PROBLEM DESCRIPTION -> Go to the line that contains "Enumerate this screenshot's" and extract it along with every line after it, exactly, through the end of the data below.

((

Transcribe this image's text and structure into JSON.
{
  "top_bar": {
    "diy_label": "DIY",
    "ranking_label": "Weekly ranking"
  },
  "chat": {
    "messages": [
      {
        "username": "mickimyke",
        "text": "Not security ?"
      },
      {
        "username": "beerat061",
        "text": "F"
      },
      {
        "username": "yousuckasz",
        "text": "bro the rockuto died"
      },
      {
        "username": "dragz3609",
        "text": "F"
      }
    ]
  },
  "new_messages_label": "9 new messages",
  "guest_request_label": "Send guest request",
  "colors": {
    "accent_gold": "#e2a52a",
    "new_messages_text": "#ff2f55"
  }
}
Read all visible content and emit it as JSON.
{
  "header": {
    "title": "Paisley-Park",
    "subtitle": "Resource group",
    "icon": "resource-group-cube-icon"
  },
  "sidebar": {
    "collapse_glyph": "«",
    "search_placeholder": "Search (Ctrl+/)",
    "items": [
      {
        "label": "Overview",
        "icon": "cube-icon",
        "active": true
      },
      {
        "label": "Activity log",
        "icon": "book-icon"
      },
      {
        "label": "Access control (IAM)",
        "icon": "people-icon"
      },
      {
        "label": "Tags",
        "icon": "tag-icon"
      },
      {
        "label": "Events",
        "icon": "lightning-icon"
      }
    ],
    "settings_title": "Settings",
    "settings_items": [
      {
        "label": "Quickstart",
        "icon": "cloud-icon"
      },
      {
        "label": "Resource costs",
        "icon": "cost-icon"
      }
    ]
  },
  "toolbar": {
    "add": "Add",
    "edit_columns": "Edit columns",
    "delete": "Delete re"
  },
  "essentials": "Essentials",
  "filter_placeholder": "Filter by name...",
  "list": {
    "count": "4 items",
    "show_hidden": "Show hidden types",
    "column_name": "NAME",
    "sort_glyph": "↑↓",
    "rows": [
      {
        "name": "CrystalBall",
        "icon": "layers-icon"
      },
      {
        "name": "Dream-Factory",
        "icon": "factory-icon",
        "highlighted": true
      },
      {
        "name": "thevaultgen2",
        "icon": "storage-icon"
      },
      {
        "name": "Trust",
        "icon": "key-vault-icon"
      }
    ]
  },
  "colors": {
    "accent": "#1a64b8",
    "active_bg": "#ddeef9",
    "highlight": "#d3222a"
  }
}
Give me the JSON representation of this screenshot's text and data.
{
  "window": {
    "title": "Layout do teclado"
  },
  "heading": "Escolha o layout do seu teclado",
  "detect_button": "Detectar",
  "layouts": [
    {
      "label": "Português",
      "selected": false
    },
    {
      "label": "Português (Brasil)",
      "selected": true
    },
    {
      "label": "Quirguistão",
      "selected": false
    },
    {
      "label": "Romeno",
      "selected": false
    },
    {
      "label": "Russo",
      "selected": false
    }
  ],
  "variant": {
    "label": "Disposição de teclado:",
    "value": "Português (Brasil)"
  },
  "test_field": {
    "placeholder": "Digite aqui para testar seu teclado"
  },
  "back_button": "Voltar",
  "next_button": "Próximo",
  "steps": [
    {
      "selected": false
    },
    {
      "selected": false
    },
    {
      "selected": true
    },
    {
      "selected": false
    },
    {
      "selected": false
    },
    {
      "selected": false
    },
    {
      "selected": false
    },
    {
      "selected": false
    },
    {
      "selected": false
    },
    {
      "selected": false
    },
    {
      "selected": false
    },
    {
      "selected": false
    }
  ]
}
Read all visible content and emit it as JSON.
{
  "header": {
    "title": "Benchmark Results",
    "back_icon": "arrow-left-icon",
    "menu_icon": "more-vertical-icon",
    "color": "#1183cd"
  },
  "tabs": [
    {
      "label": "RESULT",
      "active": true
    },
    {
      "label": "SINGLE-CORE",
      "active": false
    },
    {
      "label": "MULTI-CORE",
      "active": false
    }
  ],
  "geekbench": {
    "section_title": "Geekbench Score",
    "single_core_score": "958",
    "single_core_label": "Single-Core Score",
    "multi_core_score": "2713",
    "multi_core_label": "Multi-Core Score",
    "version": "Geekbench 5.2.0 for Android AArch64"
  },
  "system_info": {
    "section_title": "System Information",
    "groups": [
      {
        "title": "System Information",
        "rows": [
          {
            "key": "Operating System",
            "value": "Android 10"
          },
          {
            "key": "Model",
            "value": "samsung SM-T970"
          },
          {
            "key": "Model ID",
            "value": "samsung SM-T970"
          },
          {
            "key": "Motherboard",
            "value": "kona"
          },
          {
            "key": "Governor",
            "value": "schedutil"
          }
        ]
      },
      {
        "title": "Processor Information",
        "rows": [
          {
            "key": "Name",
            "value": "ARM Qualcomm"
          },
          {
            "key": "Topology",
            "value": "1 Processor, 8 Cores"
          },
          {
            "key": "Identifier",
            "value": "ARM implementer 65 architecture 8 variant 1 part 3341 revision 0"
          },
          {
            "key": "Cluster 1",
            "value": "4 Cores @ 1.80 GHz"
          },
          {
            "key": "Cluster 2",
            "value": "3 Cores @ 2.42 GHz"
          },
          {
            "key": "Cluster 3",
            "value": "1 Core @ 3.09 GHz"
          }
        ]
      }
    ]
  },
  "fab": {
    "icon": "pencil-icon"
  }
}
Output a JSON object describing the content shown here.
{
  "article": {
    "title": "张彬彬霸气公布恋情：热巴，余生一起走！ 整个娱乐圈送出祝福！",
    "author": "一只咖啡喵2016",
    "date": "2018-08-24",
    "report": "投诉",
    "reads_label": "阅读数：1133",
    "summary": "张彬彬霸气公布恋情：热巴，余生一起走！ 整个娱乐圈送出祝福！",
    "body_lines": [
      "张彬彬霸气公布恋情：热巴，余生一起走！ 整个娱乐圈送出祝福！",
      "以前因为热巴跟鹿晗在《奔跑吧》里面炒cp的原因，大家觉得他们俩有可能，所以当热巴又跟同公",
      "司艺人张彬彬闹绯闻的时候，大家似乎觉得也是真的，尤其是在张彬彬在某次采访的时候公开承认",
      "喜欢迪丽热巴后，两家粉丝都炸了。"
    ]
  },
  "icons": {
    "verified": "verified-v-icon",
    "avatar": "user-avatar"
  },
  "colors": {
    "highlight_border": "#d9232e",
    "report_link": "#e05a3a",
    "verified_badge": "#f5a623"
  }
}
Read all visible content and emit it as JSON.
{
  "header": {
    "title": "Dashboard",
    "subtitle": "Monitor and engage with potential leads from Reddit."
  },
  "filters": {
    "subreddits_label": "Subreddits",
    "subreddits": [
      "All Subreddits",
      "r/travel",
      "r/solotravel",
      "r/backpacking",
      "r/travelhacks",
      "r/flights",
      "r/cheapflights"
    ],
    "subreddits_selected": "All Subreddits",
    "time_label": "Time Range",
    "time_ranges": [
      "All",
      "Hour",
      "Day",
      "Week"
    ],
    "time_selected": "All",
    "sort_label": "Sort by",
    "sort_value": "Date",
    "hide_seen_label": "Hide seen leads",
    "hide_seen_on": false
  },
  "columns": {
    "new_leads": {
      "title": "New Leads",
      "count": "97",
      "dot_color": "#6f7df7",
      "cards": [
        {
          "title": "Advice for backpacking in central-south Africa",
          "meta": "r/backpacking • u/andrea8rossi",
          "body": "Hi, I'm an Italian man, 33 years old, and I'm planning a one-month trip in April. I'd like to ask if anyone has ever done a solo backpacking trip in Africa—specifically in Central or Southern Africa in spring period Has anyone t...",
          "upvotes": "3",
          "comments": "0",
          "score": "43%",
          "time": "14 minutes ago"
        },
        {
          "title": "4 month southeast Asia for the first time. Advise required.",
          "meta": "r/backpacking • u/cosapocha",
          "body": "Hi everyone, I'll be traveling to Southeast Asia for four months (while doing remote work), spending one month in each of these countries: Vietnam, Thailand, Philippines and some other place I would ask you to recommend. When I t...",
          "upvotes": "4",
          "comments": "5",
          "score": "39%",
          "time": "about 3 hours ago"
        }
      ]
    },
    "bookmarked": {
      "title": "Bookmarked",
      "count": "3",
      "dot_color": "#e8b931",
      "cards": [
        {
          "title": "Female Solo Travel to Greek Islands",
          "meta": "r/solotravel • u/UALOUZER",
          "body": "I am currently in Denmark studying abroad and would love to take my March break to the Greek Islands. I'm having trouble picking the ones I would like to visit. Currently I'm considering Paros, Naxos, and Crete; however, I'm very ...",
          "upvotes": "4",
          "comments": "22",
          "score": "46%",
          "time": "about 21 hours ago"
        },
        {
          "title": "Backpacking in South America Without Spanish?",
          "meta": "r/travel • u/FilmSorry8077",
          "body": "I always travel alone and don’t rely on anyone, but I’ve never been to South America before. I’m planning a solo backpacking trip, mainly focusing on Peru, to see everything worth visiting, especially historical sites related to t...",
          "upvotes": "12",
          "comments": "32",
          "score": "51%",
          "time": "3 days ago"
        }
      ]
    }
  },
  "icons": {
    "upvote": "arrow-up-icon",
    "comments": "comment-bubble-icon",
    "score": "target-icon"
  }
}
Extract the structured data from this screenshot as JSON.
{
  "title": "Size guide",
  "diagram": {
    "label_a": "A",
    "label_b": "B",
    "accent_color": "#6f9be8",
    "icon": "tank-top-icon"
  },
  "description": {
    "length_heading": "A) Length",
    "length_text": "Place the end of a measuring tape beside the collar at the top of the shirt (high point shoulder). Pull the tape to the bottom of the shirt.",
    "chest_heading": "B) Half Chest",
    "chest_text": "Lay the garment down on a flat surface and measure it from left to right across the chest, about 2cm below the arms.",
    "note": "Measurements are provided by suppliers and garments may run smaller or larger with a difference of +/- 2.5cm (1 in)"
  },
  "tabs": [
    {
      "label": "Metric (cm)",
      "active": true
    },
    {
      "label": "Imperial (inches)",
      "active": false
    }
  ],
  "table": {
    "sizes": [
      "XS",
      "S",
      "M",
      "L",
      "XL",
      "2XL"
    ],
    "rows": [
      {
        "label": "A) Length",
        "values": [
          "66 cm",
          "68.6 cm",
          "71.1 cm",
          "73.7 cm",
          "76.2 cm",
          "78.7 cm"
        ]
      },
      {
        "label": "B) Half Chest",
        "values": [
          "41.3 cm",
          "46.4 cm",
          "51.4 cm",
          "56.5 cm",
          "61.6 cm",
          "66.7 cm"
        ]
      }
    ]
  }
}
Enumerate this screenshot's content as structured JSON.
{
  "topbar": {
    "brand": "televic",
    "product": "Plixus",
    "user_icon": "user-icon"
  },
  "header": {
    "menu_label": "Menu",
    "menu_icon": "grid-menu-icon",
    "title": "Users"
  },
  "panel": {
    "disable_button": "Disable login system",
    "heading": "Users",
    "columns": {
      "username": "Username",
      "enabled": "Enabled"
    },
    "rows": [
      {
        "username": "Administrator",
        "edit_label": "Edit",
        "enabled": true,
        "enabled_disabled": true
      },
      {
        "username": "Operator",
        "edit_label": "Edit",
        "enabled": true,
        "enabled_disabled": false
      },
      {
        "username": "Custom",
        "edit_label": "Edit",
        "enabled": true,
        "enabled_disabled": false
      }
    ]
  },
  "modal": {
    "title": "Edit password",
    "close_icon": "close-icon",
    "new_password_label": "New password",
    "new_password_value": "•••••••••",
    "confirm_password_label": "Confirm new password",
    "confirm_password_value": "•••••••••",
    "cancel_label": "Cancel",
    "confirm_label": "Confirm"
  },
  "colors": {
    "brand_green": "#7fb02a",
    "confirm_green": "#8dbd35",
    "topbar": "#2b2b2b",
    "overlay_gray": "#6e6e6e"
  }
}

))

TASK ANSWER ->
Enumerate this screenshot's content as structured JSON.
{
  "topbar": {
    "brand": "televic",
    "product": "Plixus",
    "user_icon": "user-icon"
  },
  "header": {
    "menu_label": "Menu",
    "menu_icon": "grid-menu-icon",
    "title": "Users"
  },
  "panel": {
    "disable_button": "Disable login system",
    "heading": "Users",
    "columns": {
      "username": "Username",
      "enabled": "Enabled"
    },
    "rows": [
      {
        "username": "Administrator",
        "edit_label": "Edit",
        "enabled": true,
        "enabled_disabled": true
      },
      {
        "username": "Operator",
        "edit_label": "Edit",
        "enabled": true,
        "enabled_disabled": false
      },
      {
        "username": "Custom",
        "edit_label": "Edit",
        "enabled": true,
        "enabled_disabled": false
      }
    ]
  },
  "modal": {
    "title": "Edit password",
    "close_icon": "close-icon",
    "new_password_label": "New password",
    "new_password_value": "•••••••••",
    "confirm_password_label": "Confirm new password",
    "confirm_password_value": "•••••••••",
    "cancel_label": "Cancel",
    "confirm_label": "Confirm"
  },
  "colors": {
    "brand_green": "#7fb02a",
    "confirm_green": "#8dbd35",
    "topbar": "#2b2b2b",
    "overlay_gray": "#6e6e6e"
  }
}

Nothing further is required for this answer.